**Aim**: Copy each line that holds "石家庄天然气管道工程".

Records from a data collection

::::::::

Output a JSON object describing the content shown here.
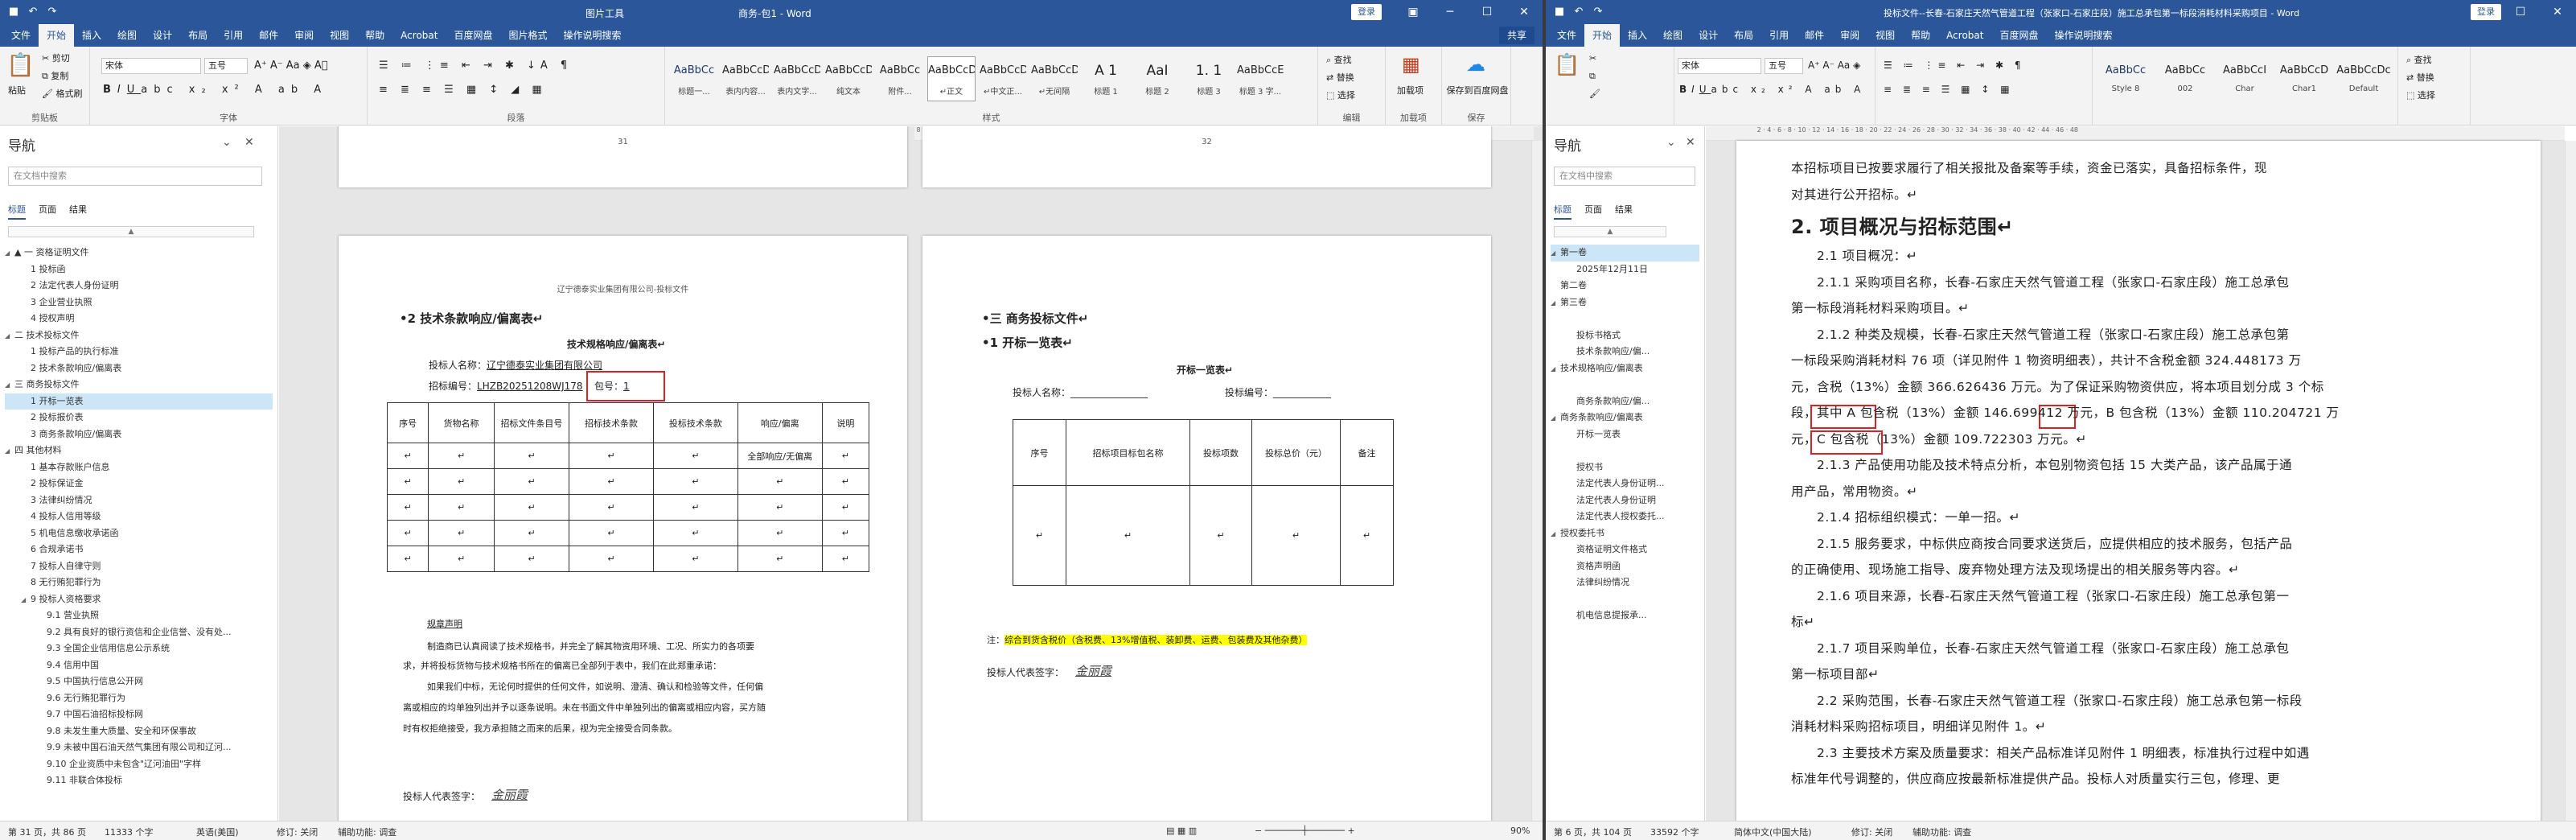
{
  "left": {
    "title_tools": "图片工具",
    "title": "商务-包1  -  Word",
    "login": "登录",
    "share": "共享",
    "tabs": [
      "文件",
      "开始",
      "插入",
      "绘图",
      "设计",
      "布局",
      "引用",
      "邮件",
      "审阅",
      "视图",
      "帮助",
      "Acrobat",
      "百度网盘",
      "图片格式"
    ],
    "tell_me": "操作说明搜索",
    "ribbon": {
      "paste": "粘贴",
      "cut": "剪切",
      "copy": "复制",
      "format_painter": "格式刷",
      "clipboard": "剪贴板",
      "font_name": "宋体",
      "font_size": "五号",
      "font_group": "字体",
      "para_group": "段落",
      "styles": [
        {
          "s": "AaBbCc",
          "n": "标题一..."
        },
        {
          "s": "AaBbCcD",
          "n": "表内内容..."
        },
        {
          "s": "AaBbCcDd",
          "n": "表内文字..."
        },
        {
          "s": "AaBbCcDd",
          "n": "纯文本"
        },
        {
          "s": "AaBbCc",
          "n": "附件..."
        },
        {
          "s": "AaBbCcDd",
          "n": "↵正文"
        },
        {
          "s": "AaBbCcDc",
          "n": "↵中文正..."
        },
        {
          "s": "AaBbCcDd",
          "n": "↵无间隔"
        },
        {
          "s": "A 1",
          "n": "标题 1"
        },
        {
          "s": "AaI",
          "n": "标题 2"
        },
        {
          "s": "1. 1",
          "n": "标题 3"
        },
        {
          "s": "AaBbCcE",
          "n": "标题 3 字..."
        }
      ],
      "styles_group": "样式",
      "find": "查找",
      "replace": "替换",
      "select": "选择",
      "edit_group": "编辑",
      "addin": "加载项",
      "addin_group": "加载项",
      "baidu_save": "保存到百度网盘",
      "save_group": "保存"
    },
    "nav": {
      "title": "导航",
      "search": "在文档中搜索",
      "tabs": [
        "标题",
        "页面",
        "结果"
      ],
      "items": [
        {
          "t": "▲ 一 资格证明文件",
          "l": 0,
          "ar": "◢"
        },
        {
          "t": "1 投标函",
          "l": 1
        },
        {
          "t": "2 法定代表人身份证明",
          "l": 1
        },
        {
          "t": "3 企业营业执照",
          "l": 1
        },
        {
          "t": "4 授权声明",
          "l": 1
        },
        {
          "t": "二 技术投标文件",
          "l": 0,
          "ar": "◢"
        },
        {
          "t": "1 投标产品的执行标准",
          "l": 1
        },
        {
          "t": "2 技术条款响应/偏离表",
          "l": 1
        },
        {
          "t": "三 商务投标文件",
          "l": 0,
          "ar": "◢"
        },
        {
          "t": "1 开标一览表",
          "l": 1,
          "sel": true
        },
        {
          "t": "2 投标报价表",
          "l": 1
        },
        {
          "t": "3 商务条款响应/偏离表",
          "l": 1
        },
        {
          "t": "四 其他材料",
          "l": 0,
          "ar": "◢"
        },
        {
          "t": "1 基本存款账户信息",
          "l": 1
        },
        {
          "t": "2 投标保证金",
          "l": 1
        },
        {
          "t": "3 法律纠纷情况",
          "l": 1
        },
        {
          "t": "4 投标人信用等级",
          "l": 1
        },
        {
          "t": "5 机电信息缴收承诺函",
          "l": 1
        },
        {
          "t": "6 合规承诺书",
          "l": 1
        },
        {
          "t": "7 投标人自律守则",
          "l": 1
        },
        {
          "t": "8 无行贿犯罪行为",
          "l": 1
        },
        {
          "t": "9 投标人资格要求",
          "l": 1,
          "ar": "◢"
        },
        {
          "t": "9.1 营业执照",
          "l": 2
        },
        {
          "t": "9.2 具有良好的银行资信和企业信誉、没有处...",
          "l": 2
        },
        {
          "t": "9.3 全国企业信用信息公示系统",
          "l": 2
        },
        {
          "t": "9.4 信用中国",
          "l": 2
        },
        {
          "t": "9.5 中国执行信息公开网",
          "l": 2
        },
        {
          "t": "9.6 无行贿犯罪行为",
          "l": 2
        },
        {
          "t": "9.7 中国石油招标投标网",
          "l": 2
        },
        {
          "t": "9.8 未发生重大质量、安全和环保事故",
          "l": 2
        },
        {
          "t": "9.9 未被中国石油天然气集团有限公司和辽河...",
          "l": 2
        },
        {
          "t": "9.10 企业资质中未包含\"辽河油田\"字样",
          "l": 2
        },
        {
          "t": "9.11 非联合体投标",
          "l": 2
        }
      ]
    },
    "page_a": {
      "page_no": "31",
      "header": "辽宁德泰实业集团有限公司-投标文件",
      "heading": "•2  技术条款响应/偏离表↵",
      "table_title": "技术规格响应/偏离表↵",
      "bidder_label": "投标人名称：",
      "bidder_name": "辽宁德泰实业集团有限公司",
      "code_label": "招标编号：",
      "code": "LHZB20251208WJ178",
      "pkg_label": "包号：",
      "pkg": "1",
      "cols": [
        "序号",
        "货物名称",
        "招标文件条目号",
        "招标技术条款",
        "投标技术条款",
        "响应/偏离",
        "说明"
      ],
      "row1_resp": "全部响应/无偏离",
      "note_title": "规章声明",
      "note1": "制造商已认真阅读了技术规格书，并完全了解其物资用环境、工况、所实力的各项要",
      "note2": "求，并将投标货物与技术规格书所在的偏离已全部列于表中，我们在此郑重承诺：",
      "note3": "如果我们中标，无论何时提供的任何文件，如说明、澄清、确认和检验等文件，任何偏",
      "note4": "离或相应的均单独列出并予以逐条说明。未在书面文件中单独列出的偏离或相应内容，买方随",
      "note5": "时有权拒绝接受，我方承担随之而来的后果，视为完全接受合同条款。",
      "sign_label": "投标人代表签字：",
      "sign": "金丽霞"
    },
    "page_b": {
      "page_no": "32",
      "heading1": "•三  商务投标文件↵",
      "heading2": "•1  开标一览表↵",
      "table_title": "开标一览表↵",
      "bidder_label": "投标人名称：",
      "code_label": "投标编号：",
      "cols": [
        "序号",
        "招标项目标包名称",
        "投标项数",
        "投标总价（元）",
        "备注"
      ],
      "note_prefix": "注：",
      "note_hl": "综合到货含税价（含税费、13%增值税、装卸费、运费、包装费及其他杂费）",
      "sign_label": "投标人代表签字：",
      "sign": "金丽霞"
    },
    "status": {
      "page": "第 31 页，共 86 页",
      "words": "11333 个字",
      "lang": "英语(美国)",
      "track": "修订: 关闭",
      "access": "辅助功能: 调查",
      "zoom": "90%"
    }
  },
  "right": {
    "title": "投标文件--长春-石家庄天然气管道工程（张家口-石家庄段）施工总承包第一标段消耗材料采购项目  -  Word",
    "login": "登录",
    "tabs": [
      "文件",
      "开始",
      "插入",
      "绘图",
      "设计",
      "布局",
      "引用",
      "邮件",
      "审阅",
      "视图",
      "帮助",
      "Acrobat",
      "百度网盘"
    ],
    "tell_me": "操作说明搜索",
    "ribbon": {
      "font_name": "宋体",
      "font_size": "五号",
      "styles": [
        {
          "s": "AaBbCc",
          "n": "Style 8"
        },
        {
          "s": "AaBbCc",
          "n": "002"
        },
        {
          "s": "AaBbCcI",
          "n": "Char"
        },
        {
          "s": "AaBbCcD",
          "n": "Char1"
        },
        {
          "s": "AaBbCcDc",
          "n": "Default"
        }
      ],
      "find": "查找",
      "replace": "替换",
      "select": "选择"
    },
    "nav": {
      "title": "导航",
      "search": "在文档中搜索",
      "tabs": [
        "标题",
        "页面",
        "结果"
      ],
      "items": [
        {
          "t": "第一卷",
          "l": 0,
          "ar": "◢",
          "sel": true
        },
        {
          "t": "2025年12月11日",
          "l": 1
        },
        {
          "t": "第二卷",
          "l": 0
        },
        {
          "t": "第三卷",
          "l": 0,
          "ar": "◢"
        },
        {
          "t": "",
          "l": 1
        },
        {
          "t": "投标书格式",
          "l": 1
        },
        {
          "t": "技术条款响应/偏...",
          "l": 1
        },
        {
          "t": "技术规格响应/偏离表",
          "l": 0,
          "ar": "◢"
        },
        {
          "t": "",
          "l": 1
        },
        {
          "t": "商务条款响应/偏...",
          "l": 1
        },
        {
          "t": "商务条款响应/偏离表",
          "l": 0,
          "ar": "◢"
        },
        {
          "t": "开标一览表",
          "l": 1
        },
        {
          "t": "",
          "l": 1
        },
        {
          "t": "授权书",
          "l": 1
        },
        {
          "t": "法定代表人身份证明...",
          "l": 1
        },
        {
          "t": "法定代表人身份证明",
          "l": 1
        },
        {
          "t": "法定代表人授权委托...",
          "l": 1
        },
        {
          "t": "授权委托书",
          "l": 0,
          "ar": "◢"
        },
        {
          "t": "资格证明文件格式",
          "l": 1
        },
        {
          "t": "资格声明函",
          "l": 1
        },
        {
          "t": "法律纠纷情况",
          "l": 1
        },
        {
          "t": "",
          "l": 1
        },
        {
          "t": "机电信息提报承...",
          "l": 1
        }
      ]
    },
    "doc": [
      "本招标项目已按要求履行了相关报批及备案等手续，资金已落实，具备招标条件，现",
      "对其进行公开招标。↵",
      "2. 项目概况与招标范围↵",
      "2.1 项目概况：↵",
      "2.1.1 采购项目名称，长春-石家庄天然气管道工程（张家口-石家庄段）施工总承包",
      "第一标段消耗材料采购项目。↵",
      "2.1.2 种类及规模，长春-石家庄天然气管道工程（张家口-石家庄段）施工总承包第",
      "一标段采购消耗材料 76 项（详见附件 1 物资明细表），共计不含税金额 324.448173 万",
      "元，含税（13%）金额 366.626436 万元。为了保证采购物资供应，将本项目划分成 3 个标",
      "段，其中 A 包含税（13%）金额 146.699412 万元，B 包含税（13%）金额 110.204721 万",
      "元，C 包含税（13%）金额 109.722303 万元。↵",
      "2.1.3 产品使用功能及技术特点分析，本包别物资包括 15 大类产品，该产品属于通",
      "用产品，常用物资。↵",
      "2.1.4 招标组织模式：一单一招。↵",
      "2.1.5 服务要求，中标供应商按合同要求送货后，应提供相应的技术服务，包括产品",
      "的正确使用、现场施工指导、废弃物处理方法及现场提出的相关服务等内容。↵",
      "2.1.6 项目来源，长春-石家庄天然气管道工程（张家口-石家庄段）施工总承包第一",
      "标↵",
      "2.1.7 项目采购单位，长春-石家庄天然气管道工程（张家口-石家庄段）施工总承包",
      "第一标项目部↵",
      "2.2 采购范围，长春-石家庄天然气管道工程（张家口-石家庄段）施工总承包第一标段",
      "消耗材料采购招标项目，明细详见附件 1。↵",
      "2.3 主要技术方案及质量要求：相关产品标准详见附件 1 明细表，标准执行过程中如遇",
      "标准年代号调整的，供应商应按最新标准提供产品。投标人对质量实行三包，修理、更"
    ],
    "status": {
      "page": "第 6 页，共 104 页",
      "words": "33592 个字",
      "lang": "简体中文(中国大陆)",
      "track": "修订: 关闭",
      "access": "辅助功能: 调查"
    }
  }
}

::::::::

**Output of the exercise**:
    "title": "投标文件--长春-石家庄天然气管道工程（张家口-石家庄段）施工总承包第一标段消耗材料采购项目  -  Word",
      "2.1.1 采购项目名称，长春-石家庄天然气管道工程（张家口-石家庄段）施工总承包",
      "2.1.2 种类及规模，长春-石家庄天然气管道工程（张家口-石家庄段）施工总承包第",
      "2.1.6 项目来源，长春-石家庄天然气管道工程（张家口-石家庄段）施工总承包第一",
      "2.1.7 项目采购单位，长春-石家庄天然气管道工程（张家口-石家庄段）施工总承包",
      "2.2 采购范围，长春-石家庄天然气管道工程（张家口-石家庄段）施工总承包第一标段",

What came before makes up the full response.